THE TASK
Reproduce every line of the records below verbatim, omitting the pictures.

══════

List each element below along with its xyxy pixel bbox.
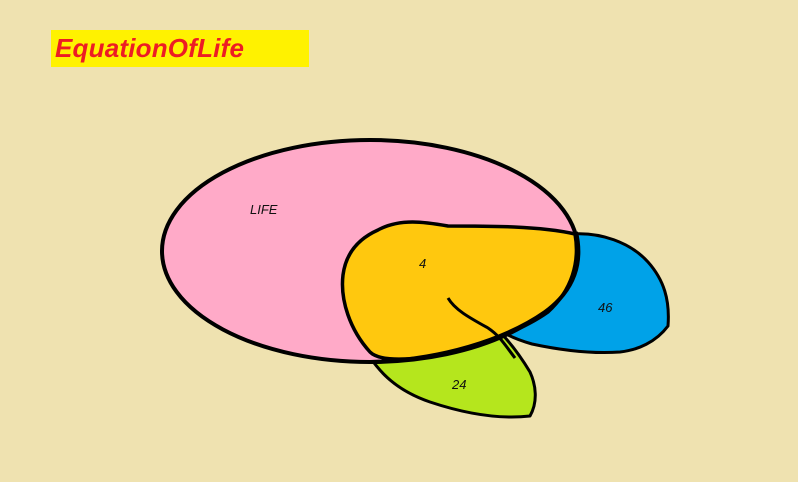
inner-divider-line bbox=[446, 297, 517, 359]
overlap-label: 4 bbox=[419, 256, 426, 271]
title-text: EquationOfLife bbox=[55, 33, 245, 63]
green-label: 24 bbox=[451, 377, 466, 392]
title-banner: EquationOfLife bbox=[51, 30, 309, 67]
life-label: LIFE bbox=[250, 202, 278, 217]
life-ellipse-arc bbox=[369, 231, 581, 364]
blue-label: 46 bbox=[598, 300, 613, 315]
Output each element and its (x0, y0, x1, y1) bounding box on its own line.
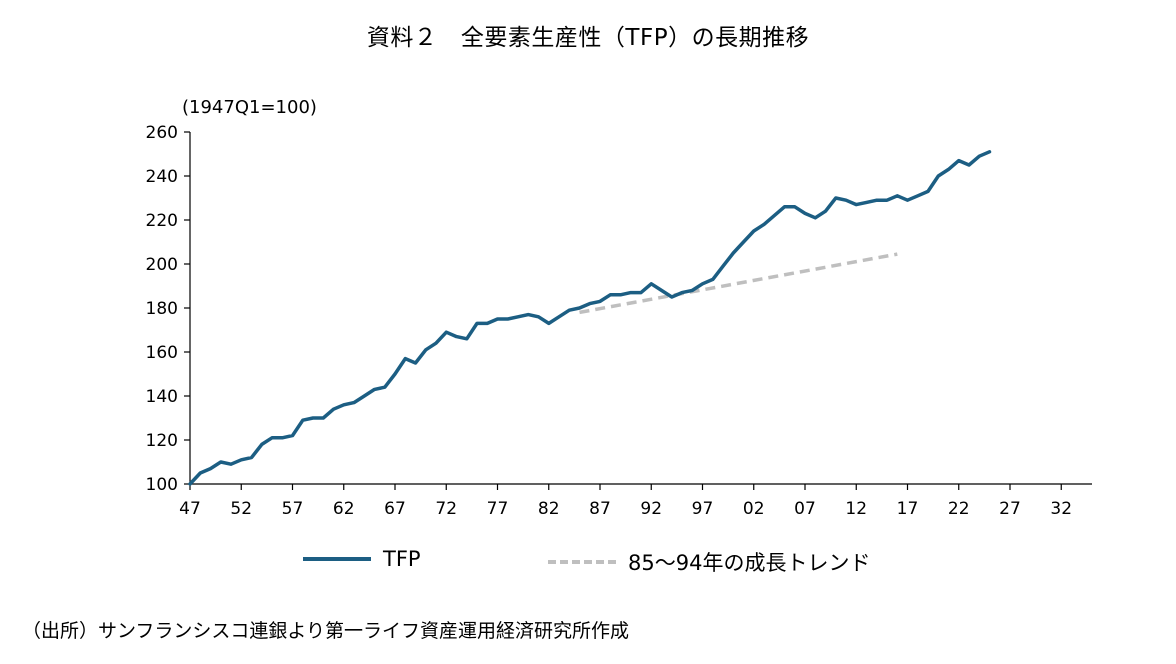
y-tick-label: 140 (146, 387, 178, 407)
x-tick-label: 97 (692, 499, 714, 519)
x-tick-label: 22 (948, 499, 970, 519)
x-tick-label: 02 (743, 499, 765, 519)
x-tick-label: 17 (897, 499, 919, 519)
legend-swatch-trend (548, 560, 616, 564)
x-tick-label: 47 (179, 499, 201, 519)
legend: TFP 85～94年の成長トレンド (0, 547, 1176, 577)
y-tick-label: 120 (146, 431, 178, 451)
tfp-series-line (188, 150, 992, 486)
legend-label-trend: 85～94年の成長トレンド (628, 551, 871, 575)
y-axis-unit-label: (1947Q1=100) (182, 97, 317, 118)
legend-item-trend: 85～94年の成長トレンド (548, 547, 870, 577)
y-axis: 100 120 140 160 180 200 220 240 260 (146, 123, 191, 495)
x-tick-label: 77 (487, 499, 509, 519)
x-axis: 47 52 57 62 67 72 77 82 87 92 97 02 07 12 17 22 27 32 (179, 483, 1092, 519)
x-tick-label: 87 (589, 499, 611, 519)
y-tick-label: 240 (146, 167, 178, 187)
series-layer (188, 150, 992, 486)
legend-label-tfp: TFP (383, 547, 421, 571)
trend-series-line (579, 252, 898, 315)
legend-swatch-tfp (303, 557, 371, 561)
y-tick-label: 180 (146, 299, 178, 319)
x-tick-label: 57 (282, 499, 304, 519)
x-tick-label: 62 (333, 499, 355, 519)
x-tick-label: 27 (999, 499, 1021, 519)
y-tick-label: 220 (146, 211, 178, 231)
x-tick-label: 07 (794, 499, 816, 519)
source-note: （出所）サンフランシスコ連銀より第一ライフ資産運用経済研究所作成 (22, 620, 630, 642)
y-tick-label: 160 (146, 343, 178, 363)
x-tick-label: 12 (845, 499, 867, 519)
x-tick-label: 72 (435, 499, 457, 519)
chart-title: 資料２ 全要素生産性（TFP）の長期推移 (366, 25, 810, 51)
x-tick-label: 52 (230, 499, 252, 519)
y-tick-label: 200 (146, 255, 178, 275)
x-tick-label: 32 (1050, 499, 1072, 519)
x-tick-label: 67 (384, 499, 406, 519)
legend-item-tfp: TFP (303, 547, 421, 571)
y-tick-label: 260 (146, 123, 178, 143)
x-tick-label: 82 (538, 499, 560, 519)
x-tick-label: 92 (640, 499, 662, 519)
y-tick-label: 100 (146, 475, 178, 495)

══════

ANSWER FOR THE TASK
List each element below along with its xyxy pixel bbox.
inner-divider-line bbox=[446, 297, 517, 359]
overlap-label: 4 bbox=[419, 256, 426, 271]
title-text: EquationOfLife bbox=[55, 33, 245, 63]
green-label: 24 bbox=[451, 377, 466, 392]
title-banner: EquationOfLife bbox=[51, 30, 309, 67]
life-label: LIFE bbox=[250, 202, 278, 217]
life-ellipse-arc bbox=[369, 231, 581, 364]
blue-label: 46 bbox=[598, 300, 613, 315]
Output each element and its (x0, y0, x1, y1) bounding box on its own line.
y-tick-label: 140 (146, 387, 178, 407)
x-tick-label: 97 (692, 499, 714, 519)
x-tick-label: 22 (948, 499, 970, 519)
x-tick-label: 02 (743, 499, 765, 519)
x-tick-label: 17 (897, 499, 919, 519)
legend-swatch-trend (548, 560, 616, 564)
x-tick-label: 47 (179, 499, 201, 519)
legend: TFP 85～94年の成長トレンド (0, 547, 1176, 577)
y-tick-label: 120 (146, 431, 178, 451)
tfp-series-line (188, 150, 992, 486)
legend-label-trend: 85～94年の成長トレンド (628, 551, 871, 575)
y-axis-unit-label: (1947Q1=100) (182, 97, 317, 118)
legend-item-trend: 85～94年の成長トレンド (548, 547, 870, 577)
y-axis: 100 120 140 160 180 200 220 240 260 (146, 123, 191, 495)
x-tick-label: 77 (487, 499, 509, 519)
x-axis: 47 52 57 62 67 72 77 82 87 92 97 02 07 12 17 22 27 32 (179, 483, 1092, 519)
x-tick-label: 87 (589, 499, 611, 519)
y-tick-label: 240 (146, 167, 178, 187)
series-layer (188, 150, 992, 486)
legend-label-tfp: TFP (383, 547, 421, 571)
trend-series-line (579, 252, 898, 315)
legend-swatch-tfp (303, 557, 371, 561)
y-tick-label: 180 (146, 299, 178, 319)
x-tick-label: 57 (282, 499, 304, 519)
x-tick-label: 62 (333, 499, 355, 519)
x-tick-label: 27 (999, 499, 1021, 519)
y-tick-label: 220 (146, 211, 178, 231)
x-tick-label: 07 (794, 499, 816, 519)
source-note: （出所）サンフランシスコ連銀より第一ライフ資産運用経済研究所作成 (22, 620, 630, 642)
y-tick-label: 160 (146, 343, 178, 363)
x-tick-label: 12 (845, 499, 867, 519)
x-tick-label: 72 (435, 499, 457, 519)
chart-title: 資料２ 全要素生産性（TFP）の長期推移 (366, 25, 810, 51)
x-tick-label: 52 (230, 499, 252, 519)
y-tick-label: 200 (146, 255, 178, 275)
x-tick-label: 32 (1050, 499, 1072, 519)
x-tick-label: 67 (384, 499, 406, 519)
legend-item-tfp: TFP (303, 547, 421, 571)
y-tick-label: 260 (146, 123, 178, 143)
x-tick-label: 82 (538, 499, 560, 519)
x-tick-label: 92 (640, 499, 662, 519)
y-tick-label: 100 (146, 475, 178, 495)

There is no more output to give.